BRIEF => Pull out all lines from the listing below in which the word "length" appears.

*****

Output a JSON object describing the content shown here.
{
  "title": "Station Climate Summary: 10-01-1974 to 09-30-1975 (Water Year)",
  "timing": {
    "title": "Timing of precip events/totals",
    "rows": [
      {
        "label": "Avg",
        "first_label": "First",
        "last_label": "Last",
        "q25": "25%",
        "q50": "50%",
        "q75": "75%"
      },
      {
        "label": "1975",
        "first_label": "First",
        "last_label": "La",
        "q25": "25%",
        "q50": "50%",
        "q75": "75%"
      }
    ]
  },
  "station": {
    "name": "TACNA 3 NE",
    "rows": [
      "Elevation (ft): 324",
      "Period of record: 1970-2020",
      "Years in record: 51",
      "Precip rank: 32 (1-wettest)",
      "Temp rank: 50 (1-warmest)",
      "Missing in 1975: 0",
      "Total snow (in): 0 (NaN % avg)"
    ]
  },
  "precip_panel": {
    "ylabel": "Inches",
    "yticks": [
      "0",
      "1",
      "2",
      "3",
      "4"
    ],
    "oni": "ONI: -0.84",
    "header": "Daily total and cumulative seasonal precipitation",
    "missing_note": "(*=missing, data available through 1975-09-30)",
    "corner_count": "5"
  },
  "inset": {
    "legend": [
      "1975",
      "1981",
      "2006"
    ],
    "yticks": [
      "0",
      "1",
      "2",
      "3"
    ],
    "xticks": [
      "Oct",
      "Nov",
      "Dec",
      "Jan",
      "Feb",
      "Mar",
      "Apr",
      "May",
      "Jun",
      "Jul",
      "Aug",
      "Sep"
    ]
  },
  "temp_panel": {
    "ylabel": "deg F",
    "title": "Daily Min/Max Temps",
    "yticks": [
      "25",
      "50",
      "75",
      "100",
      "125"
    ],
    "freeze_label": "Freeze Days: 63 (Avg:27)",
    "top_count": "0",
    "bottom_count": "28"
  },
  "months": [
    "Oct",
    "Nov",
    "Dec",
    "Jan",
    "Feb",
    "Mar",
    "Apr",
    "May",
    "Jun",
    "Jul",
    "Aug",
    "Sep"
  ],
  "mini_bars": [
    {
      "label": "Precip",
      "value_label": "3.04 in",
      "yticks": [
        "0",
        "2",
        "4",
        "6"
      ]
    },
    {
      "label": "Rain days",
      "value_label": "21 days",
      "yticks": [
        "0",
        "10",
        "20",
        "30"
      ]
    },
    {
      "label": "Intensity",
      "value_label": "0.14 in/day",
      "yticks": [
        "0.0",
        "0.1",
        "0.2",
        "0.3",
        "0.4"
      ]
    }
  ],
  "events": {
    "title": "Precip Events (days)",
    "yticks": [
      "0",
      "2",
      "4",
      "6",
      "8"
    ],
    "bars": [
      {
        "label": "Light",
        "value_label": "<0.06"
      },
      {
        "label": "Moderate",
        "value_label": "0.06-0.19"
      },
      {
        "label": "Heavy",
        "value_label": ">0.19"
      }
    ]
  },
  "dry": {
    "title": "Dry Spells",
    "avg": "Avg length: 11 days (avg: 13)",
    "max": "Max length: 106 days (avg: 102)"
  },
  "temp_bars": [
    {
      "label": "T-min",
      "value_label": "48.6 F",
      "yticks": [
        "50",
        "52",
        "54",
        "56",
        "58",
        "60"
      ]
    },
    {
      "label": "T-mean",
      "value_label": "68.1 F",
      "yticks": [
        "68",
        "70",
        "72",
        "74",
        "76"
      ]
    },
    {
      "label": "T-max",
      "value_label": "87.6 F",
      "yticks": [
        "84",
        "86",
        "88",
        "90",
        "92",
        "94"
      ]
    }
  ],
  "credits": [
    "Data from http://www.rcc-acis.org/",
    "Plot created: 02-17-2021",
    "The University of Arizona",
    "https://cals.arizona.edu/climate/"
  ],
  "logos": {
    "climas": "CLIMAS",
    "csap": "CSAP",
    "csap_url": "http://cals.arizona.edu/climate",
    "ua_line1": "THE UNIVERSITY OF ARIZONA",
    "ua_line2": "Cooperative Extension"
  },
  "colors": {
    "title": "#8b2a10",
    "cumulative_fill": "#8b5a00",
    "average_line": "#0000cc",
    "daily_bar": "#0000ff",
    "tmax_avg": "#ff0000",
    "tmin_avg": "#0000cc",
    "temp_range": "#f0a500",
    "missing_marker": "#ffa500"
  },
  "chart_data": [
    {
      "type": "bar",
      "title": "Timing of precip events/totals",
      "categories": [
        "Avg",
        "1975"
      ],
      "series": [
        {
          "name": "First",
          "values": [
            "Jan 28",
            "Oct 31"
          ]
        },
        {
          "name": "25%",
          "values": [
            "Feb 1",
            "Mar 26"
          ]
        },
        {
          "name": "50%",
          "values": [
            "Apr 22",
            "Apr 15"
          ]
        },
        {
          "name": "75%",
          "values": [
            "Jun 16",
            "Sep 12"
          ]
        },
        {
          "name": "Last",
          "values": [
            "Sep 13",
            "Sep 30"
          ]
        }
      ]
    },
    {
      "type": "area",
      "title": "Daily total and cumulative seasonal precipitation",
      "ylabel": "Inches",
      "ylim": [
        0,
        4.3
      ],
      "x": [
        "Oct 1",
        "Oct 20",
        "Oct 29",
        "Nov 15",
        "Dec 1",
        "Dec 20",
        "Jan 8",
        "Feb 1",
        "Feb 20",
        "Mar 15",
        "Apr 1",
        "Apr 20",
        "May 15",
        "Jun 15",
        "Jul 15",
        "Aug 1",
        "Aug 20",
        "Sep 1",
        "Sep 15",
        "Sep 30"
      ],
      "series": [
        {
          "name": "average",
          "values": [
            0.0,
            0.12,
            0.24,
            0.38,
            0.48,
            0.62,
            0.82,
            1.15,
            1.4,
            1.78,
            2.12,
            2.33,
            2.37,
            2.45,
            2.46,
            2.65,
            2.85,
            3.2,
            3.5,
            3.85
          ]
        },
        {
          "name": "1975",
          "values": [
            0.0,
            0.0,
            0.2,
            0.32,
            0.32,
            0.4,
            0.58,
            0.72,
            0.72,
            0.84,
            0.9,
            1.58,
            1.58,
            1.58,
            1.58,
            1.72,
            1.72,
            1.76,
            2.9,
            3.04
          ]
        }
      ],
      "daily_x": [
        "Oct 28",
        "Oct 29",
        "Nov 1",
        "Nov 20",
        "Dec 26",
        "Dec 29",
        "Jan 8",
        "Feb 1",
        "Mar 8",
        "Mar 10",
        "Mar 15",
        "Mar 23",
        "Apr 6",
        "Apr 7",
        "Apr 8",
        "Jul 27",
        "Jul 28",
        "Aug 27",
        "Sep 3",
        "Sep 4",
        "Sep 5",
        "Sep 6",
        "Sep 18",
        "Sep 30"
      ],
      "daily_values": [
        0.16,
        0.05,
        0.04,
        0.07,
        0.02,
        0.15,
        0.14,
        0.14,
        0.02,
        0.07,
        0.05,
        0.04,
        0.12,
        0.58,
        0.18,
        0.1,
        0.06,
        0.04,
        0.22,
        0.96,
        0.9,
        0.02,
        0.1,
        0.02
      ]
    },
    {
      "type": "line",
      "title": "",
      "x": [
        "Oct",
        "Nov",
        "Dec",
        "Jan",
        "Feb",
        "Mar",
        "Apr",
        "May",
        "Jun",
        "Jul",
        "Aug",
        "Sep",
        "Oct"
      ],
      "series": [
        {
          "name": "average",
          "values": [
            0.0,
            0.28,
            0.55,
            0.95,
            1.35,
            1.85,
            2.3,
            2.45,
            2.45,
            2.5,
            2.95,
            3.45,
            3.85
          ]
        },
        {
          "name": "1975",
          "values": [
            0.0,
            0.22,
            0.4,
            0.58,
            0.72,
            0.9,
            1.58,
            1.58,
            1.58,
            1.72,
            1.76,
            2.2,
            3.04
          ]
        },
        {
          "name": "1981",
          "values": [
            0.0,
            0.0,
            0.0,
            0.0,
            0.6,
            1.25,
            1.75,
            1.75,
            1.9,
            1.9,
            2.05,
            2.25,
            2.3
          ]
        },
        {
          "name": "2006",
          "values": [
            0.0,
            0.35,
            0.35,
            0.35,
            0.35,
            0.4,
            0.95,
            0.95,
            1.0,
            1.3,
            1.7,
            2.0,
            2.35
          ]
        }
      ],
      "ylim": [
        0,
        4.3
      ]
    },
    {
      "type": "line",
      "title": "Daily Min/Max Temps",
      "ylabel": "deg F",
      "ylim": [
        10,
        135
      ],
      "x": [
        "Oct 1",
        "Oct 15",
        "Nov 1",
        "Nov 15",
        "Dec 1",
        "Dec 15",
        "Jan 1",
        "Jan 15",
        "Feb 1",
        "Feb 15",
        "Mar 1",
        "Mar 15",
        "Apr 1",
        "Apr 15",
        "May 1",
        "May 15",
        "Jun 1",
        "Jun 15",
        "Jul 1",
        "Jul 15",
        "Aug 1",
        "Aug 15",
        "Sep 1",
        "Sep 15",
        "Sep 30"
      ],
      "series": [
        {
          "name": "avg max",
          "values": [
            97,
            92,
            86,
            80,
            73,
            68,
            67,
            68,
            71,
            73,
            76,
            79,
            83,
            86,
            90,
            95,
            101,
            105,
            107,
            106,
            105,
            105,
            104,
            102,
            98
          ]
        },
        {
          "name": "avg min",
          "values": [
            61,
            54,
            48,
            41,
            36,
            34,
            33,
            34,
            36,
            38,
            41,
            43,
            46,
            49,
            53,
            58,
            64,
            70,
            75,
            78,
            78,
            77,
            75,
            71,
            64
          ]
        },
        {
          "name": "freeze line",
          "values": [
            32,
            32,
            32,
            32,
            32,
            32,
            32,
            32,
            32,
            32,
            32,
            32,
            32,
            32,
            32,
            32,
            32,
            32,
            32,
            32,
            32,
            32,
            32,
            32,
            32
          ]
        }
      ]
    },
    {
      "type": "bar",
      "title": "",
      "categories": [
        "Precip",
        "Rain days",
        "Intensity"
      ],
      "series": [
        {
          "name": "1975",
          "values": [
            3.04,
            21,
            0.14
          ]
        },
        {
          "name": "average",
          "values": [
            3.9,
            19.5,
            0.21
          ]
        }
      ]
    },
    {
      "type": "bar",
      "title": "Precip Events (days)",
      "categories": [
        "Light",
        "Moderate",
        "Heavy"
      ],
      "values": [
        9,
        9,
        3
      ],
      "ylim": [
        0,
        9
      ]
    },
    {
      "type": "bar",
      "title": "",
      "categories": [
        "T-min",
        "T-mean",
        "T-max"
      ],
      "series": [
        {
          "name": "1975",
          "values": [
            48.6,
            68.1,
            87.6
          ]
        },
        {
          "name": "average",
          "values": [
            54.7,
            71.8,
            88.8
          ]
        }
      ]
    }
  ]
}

*****

RESPONSE TO THIS TASK =>
    "avg": "Avg length: 11 days (avg: 13)",
    "max": "Max length: 106 days (avg: 102)"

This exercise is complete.